- _EXERCISE DATA_:
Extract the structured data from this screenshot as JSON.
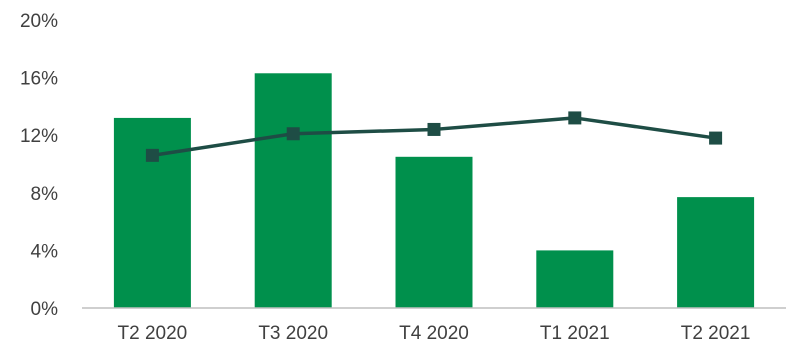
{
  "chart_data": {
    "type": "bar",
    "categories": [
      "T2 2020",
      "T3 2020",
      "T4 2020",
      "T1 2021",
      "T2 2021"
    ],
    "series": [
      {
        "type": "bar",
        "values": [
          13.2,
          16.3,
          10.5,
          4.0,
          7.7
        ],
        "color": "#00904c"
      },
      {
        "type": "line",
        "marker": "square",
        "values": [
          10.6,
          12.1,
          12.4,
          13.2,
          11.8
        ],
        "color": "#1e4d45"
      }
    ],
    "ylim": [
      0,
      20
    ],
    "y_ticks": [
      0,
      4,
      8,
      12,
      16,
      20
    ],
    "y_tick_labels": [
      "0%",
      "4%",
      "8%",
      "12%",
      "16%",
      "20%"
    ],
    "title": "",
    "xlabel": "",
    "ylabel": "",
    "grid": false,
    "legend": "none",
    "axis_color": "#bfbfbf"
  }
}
---
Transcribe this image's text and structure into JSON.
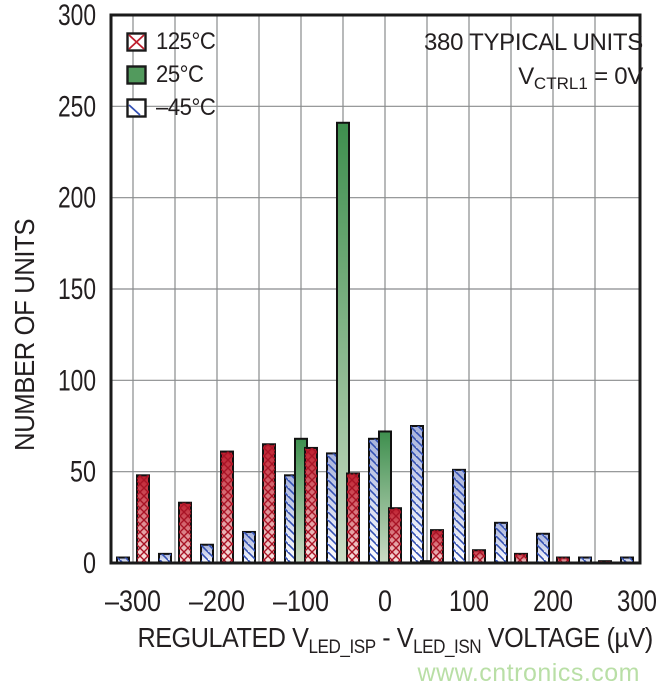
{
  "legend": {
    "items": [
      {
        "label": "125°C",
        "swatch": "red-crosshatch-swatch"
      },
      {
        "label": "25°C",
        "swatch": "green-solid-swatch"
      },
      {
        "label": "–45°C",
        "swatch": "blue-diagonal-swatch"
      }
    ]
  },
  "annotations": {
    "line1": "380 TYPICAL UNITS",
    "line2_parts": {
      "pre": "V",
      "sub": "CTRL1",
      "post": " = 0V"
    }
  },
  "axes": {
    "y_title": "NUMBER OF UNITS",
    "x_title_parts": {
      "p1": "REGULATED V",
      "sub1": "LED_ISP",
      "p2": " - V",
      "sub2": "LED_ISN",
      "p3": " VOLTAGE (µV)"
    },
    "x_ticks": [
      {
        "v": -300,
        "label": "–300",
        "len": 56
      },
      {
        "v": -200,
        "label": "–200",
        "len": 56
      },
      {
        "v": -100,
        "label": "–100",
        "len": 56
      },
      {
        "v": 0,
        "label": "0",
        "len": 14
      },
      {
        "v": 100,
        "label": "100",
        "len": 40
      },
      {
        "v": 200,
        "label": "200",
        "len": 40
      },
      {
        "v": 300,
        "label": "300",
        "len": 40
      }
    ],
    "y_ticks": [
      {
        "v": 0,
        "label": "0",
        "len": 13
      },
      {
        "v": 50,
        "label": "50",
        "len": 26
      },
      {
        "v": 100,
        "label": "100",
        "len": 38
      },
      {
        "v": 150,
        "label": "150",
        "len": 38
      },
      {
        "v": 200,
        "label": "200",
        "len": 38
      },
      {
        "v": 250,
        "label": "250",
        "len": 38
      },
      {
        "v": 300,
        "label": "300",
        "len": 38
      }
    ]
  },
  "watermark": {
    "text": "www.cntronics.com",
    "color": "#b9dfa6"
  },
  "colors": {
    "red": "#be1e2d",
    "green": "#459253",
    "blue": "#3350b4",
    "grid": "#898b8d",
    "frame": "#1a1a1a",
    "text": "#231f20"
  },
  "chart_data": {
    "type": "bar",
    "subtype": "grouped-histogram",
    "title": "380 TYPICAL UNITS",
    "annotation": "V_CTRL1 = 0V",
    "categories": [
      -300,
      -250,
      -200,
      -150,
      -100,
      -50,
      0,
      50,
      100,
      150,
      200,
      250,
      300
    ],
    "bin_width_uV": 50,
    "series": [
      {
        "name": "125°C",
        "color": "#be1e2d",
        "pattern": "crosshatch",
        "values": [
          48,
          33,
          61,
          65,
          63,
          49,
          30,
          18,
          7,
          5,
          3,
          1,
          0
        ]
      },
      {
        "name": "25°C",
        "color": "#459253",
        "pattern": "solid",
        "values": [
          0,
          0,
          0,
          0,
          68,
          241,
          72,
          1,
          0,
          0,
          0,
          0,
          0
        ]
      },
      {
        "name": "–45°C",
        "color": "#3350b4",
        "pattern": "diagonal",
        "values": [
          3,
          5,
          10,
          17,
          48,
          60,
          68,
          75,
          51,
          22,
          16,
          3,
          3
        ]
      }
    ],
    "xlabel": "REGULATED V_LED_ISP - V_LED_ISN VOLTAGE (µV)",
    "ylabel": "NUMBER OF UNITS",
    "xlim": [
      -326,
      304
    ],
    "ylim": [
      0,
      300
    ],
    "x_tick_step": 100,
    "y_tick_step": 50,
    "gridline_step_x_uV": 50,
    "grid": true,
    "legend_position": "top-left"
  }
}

- _THE EXERCISE_: Keep only those lines of the records that hold "text", and return them.

- _SOLUTION FOR THIS PROBLEM_:
Transcribe this image's text and structure into JSON.
    "text": "www.cntronics.com",
    "text": "#231f20"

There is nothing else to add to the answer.